*Teks yang Ditampilkan*.
---------------

Rupiah melemah ke Rp 17.427 per dolar AS, begini prediksi analis

Photo of author

By AdminTekno

Nilai tukar rupiah kembali melemah pada perdagangan Selasa (5/5) pagi. Berdasarkan data Bloomberg, rupiah dibuka melemah 13,50 poin atau 0,08 persen ke level Rp 17.407 per dolar AS.

Tekanan terhadap rupiah berlanjut hingga pukul 10.30 WIB. Rupiah tercatat semakin terdepresiasi sebesar 34 poin atau 0,20 persen ke posisi Rp 17.427 per dolar AS.

Level rupiah kali ini sekaligus menjadi yang terendah sepanjang sejarah.

Analis mata uang Doo Financial Futures, Lukman Leong, menilai tekanan terhadap rupiah akan berlanjut apabila harga minyak terus bergejolak.

“Namun apabila harga minyak bertahan tinggi maka rupiah berpotensi mencapai Rp 18.000 [per dolar AS],” ucap Lukman kepada kumparan.

Lukman juga menekankan perlunya respons kebijakan yang lebih agresif dari Bank Indonesia (BI) untuk menahan tekanan terhadap rupiah.

“BI perlu menaikkan suku bunga agar rupiah lebih menarik, pemerintah perlu memangkas anggaran yang tidak essential,” lanjutnya.

---------------

*Data*.
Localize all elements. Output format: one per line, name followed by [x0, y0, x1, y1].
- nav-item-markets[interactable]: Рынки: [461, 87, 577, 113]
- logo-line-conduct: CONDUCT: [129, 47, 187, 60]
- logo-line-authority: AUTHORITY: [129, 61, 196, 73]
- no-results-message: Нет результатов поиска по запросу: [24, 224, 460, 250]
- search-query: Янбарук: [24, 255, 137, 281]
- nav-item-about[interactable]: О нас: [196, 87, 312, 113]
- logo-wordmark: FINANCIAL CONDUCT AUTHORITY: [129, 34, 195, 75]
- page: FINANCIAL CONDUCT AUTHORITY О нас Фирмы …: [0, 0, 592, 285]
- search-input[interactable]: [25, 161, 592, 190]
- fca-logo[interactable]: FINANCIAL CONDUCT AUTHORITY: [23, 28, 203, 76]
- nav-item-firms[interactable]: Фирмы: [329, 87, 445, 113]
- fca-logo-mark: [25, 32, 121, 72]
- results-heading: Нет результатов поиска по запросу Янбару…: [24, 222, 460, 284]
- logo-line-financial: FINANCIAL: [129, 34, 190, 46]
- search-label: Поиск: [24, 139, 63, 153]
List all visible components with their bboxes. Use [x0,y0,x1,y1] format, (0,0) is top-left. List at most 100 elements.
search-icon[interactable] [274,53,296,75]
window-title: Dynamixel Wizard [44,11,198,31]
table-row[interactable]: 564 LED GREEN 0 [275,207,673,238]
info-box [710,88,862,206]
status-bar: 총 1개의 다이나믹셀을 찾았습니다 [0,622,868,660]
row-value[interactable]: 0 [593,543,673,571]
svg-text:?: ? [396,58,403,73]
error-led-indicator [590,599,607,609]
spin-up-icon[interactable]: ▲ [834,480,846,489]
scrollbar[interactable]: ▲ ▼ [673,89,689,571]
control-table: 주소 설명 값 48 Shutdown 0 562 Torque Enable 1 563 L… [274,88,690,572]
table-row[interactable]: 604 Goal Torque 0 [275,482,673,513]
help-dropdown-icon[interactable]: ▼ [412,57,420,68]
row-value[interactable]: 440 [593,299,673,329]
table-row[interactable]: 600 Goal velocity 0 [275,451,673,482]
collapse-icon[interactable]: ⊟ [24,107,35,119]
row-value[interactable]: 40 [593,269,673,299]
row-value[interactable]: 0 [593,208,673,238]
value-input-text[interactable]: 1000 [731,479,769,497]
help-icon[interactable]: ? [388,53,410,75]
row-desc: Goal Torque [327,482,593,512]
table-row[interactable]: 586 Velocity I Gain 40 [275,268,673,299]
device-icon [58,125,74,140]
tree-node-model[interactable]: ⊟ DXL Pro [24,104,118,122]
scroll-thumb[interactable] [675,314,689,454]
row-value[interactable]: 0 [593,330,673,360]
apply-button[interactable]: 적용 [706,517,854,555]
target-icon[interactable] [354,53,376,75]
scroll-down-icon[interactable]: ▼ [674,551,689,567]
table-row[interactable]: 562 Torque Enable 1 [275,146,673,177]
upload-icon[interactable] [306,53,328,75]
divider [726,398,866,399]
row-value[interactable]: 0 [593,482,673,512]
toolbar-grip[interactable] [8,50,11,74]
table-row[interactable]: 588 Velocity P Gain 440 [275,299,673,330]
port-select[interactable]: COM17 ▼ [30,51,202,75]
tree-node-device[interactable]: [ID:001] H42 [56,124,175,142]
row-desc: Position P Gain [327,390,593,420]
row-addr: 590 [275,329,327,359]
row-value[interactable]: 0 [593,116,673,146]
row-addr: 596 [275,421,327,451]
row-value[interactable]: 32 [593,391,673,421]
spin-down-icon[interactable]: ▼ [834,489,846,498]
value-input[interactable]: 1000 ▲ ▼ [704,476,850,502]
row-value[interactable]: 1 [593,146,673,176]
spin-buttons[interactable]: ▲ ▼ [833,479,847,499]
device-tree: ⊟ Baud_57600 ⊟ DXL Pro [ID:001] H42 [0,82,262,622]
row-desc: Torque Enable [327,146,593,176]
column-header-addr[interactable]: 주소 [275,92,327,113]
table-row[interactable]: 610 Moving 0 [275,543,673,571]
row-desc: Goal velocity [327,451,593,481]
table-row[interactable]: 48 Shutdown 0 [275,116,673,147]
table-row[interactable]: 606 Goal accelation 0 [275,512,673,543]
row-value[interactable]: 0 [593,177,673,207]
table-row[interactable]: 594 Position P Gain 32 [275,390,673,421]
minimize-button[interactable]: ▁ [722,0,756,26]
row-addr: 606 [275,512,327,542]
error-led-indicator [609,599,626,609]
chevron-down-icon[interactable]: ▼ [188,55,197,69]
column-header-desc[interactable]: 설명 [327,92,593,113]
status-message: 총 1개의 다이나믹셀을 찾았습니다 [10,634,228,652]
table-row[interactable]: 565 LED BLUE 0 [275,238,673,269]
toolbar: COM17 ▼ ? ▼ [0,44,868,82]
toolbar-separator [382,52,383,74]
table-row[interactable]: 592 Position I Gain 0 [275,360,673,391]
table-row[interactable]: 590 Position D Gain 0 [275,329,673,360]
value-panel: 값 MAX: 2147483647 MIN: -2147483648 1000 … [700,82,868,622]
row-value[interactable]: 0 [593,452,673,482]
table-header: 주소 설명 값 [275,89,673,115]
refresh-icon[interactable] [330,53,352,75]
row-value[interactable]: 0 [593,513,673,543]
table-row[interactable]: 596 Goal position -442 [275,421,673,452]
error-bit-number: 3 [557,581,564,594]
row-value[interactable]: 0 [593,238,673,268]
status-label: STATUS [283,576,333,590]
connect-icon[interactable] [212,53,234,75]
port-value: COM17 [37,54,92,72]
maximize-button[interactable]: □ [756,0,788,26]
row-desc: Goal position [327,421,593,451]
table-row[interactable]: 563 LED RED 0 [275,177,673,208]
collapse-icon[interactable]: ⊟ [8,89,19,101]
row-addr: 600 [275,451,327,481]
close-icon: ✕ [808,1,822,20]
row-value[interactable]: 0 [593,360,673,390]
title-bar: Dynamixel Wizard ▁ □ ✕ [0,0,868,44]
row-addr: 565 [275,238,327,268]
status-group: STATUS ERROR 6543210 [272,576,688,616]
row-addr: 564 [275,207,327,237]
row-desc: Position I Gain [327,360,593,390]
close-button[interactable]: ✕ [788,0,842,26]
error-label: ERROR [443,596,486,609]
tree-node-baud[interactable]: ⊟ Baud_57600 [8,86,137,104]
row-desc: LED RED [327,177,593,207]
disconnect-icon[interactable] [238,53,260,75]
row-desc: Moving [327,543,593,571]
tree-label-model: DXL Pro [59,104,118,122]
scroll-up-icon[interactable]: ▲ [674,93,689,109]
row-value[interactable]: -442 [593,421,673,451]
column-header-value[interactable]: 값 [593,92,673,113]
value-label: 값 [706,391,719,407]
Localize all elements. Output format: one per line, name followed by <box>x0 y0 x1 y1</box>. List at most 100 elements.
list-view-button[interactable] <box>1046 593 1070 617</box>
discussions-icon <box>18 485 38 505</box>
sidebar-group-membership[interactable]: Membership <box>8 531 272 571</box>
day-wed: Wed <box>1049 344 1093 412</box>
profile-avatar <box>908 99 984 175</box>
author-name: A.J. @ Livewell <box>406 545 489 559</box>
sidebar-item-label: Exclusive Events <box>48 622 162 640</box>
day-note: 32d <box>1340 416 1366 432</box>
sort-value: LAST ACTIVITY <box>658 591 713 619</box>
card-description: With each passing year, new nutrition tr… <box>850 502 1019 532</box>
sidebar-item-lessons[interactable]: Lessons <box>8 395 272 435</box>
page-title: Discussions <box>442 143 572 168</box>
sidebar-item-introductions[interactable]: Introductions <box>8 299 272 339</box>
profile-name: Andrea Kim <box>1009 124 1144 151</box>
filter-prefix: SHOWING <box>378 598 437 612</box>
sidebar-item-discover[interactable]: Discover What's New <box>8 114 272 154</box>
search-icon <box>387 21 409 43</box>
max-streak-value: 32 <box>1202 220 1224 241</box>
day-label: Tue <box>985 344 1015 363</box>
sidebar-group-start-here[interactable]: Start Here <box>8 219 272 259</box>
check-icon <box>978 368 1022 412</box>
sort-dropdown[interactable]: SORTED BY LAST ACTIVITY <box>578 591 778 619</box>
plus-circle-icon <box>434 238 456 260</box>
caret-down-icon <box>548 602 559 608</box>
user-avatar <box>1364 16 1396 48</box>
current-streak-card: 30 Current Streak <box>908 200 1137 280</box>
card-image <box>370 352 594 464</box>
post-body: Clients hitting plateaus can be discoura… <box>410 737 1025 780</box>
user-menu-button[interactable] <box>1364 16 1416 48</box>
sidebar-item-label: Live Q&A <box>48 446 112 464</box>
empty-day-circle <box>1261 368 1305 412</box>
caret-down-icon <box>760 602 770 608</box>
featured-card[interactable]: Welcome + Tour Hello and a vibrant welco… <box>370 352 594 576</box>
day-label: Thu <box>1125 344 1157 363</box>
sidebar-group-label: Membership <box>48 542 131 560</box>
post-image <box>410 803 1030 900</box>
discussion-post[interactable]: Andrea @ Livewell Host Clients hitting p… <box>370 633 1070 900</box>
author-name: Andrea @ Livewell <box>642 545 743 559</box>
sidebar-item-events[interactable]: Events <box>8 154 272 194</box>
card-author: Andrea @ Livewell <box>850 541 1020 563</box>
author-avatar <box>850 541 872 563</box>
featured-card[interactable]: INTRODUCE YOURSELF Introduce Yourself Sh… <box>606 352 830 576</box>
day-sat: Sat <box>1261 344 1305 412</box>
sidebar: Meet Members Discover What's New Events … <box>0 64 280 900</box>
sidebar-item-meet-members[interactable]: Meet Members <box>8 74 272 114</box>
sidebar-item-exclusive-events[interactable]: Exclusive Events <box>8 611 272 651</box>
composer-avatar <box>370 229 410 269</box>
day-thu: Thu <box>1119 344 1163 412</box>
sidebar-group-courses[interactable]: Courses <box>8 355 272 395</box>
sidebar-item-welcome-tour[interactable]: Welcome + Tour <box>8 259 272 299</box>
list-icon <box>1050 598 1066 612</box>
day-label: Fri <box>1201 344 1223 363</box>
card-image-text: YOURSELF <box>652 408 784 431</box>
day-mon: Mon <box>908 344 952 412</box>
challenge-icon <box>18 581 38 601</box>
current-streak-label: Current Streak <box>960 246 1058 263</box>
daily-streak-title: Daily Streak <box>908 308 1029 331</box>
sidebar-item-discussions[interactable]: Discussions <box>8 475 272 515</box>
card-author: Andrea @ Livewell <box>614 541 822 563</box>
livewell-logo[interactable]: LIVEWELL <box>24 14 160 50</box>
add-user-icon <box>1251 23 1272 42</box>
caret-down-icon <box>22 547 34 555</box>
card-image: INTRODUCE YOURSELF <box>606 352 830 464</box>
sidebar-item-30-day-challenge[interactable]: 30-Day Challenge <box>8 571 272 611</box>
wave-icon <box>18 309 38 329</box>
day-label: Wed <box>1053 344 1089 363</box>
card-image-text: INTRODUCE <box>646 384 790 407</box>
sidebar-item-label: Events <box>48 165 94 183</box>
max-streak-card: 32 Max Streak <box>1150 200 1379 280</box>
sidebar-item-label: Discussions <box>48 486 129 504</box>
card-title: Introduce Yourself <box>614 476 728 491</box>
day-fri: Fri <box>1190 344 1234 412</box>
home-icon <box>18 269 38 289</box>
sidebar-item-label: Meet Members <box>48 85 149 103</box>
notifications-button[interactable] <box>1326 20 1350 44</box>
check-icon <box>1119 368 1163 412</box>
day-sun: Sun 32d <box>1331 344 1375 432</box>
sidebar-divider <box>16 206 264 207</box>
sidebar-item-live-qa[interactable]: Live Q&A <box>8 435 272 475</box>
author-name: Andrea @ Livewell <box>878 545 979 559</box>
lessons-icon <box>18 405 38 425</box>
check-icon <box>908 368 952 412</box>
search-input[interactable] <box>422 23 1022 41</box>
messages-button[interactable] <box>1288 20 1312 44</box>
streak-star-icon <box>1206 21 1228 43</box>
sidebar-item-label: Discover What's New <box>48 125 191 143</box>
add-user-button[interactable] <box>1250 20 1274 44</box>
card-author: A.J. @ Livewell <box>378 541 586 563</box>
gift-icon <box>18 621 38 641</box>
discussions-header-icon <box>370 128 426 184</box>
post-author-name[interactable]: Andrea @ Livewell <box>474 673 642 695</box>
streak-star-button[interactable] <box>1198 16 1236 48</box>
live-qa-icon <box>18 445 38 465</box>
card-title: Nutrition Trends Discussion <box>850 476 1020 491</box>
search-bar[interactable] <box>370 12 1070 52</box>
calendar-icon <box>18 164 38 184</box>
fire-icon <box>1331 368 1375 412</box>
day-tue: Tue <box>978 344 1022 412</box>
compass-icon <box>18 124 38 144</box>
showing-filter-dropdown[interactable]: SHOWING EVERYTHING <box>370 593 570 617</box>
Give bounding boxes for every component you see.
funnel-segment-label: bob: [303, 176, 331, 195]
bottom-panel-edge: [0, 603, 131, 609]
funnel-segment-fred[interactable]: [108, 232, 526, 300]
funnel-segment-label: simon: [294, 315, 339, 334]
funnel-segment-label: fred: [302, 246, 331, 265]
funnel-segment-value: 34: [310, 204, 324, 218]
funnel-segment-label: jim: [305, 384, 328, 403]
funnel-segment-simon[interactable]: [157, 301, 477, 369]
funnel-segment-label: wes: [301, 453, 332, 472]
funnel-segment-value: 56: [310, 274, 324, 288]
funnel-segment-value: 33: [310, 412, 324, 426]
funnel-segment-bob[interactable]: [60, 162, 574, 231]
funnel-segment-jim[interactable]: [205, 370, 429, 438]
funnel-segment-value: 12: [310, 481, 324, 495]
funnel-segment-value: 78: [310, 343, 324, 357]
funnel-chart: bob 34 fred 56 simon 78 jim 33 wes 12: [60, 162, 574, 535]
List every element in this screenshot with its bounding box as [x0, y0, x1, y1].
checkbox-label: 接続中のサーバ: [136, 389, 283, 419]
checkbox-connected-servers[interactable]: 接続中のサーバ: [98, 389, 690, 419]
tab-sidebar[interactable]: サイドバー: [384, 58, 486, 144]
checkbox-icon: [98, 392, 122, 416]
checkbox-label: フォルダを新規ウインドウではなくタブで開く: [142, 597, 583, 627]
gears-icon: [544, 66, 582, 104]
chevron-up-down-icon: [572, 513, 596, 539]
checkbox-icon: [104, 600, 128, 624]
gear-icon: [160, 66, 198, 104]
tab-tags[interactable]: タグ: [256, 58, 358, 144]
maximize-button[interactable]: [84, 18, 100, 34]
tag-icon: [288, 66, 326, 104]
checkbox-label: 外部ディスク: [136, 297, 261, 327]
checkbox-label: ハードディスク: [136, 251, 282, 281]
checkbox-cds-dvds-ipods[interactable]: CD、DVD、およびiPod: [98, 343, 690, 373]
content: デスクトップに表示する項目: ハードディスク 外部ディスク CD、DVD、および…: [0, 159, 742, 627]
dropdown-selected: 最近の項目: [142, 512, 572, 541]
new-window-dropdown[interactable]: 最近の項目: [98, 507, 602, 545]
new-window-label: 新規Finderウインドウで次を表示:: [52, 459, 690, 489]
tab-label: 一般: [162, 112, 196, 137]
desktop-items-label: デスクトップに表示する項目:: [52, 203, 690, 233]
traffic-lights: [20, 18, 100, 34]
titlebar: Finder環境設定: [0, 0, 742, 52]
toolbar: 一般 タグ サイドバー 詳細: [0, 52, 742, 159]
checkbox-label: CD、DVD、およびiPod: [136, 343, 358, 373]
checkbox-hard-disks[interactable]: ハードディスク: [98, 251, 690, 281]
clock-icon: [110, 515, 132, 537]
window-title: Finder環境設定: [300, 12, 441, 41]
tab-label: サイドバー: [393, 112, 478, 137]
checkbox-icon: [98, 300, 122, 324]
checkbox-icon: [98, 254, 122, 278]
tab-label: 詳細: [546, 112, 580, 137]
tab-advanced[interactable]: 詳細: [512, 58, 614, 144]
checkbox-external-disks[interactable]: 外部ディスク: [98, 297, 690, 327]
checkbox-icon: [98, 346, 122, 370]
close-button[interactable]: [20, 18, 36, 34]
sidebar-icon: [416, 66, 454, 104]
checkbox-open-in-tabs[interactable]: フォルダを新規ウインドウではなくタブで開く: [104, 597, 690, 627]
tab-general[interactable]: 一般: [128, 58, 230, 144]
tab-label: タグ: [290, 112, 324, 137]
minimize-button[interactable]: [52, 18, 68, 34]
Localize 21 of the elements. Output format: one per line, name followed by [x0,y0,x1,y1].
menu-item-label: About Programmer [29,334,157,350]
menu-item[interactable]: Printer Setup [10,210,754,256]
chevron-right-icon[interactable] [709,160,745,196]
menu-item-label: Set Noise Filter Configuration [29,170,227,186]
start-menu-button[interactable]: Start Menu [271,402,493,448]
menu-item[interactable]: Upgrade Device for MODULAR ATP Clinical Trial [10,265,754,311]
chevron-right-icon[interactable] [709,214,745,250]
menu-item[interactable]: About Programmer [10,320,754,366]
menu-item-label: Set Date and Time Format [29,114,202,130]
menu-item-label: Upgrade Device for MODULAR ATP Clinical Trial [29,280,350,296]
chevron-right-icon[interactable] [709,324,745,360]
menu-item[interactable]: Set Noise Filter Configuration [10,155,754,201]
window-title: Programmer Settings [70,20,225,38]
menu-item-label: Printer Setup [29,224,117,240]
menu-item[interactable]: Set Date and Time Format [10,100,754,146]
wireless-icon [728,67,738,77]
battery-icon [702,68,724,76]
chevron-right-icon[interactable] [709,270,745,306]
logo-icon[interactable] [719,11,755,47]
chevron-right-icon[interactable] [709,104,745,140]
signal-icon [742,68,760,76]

---------------

*Tugas*. Tolong lanjutkan berita tentang melemahnya rupiah terhadap dolar AS, dimulai setelah kalimat terakhirnya. Entri-entri tersebut diambil dari sumber yang berbeda.

*Jawaban Tugas*.
Sementara itu, pengamat mata uang, Ibrahim Assuaibi, memproyeksi rupiah bakal terdepresiasi ke level Rp 17.550 per dolar AS pada pekan ini.

Menurutnya pemicu rupiah anjlok ialah konflik eksternal Timur Tengah tepatnya ketegangan AS-Iran di Selat Hormuz yang kembali pecah.

“Target saya sendiri dalam minggu ini adalah di Rp 17.550. Kemungkinan besar, kemungkinan akan tercapai,” kata dia.

Lalu, sentimen kedua soal Ukraina yang melakukan penyerangan dengan menggunakan drone terhadap kilang-kilang minyak Rusia yang mengakibatkan produksi minyak mengalami penurunan.

“Terjadinya perang ini berdampak terhadap inflasi. Inflasi tinggi membuat Bank Sentral Amerika, baik Bank Sentral Global, kemungkinan besar dalam pertemuan di bulan Mei ini, ini akan menaikkan suku bunga,” jelasnya.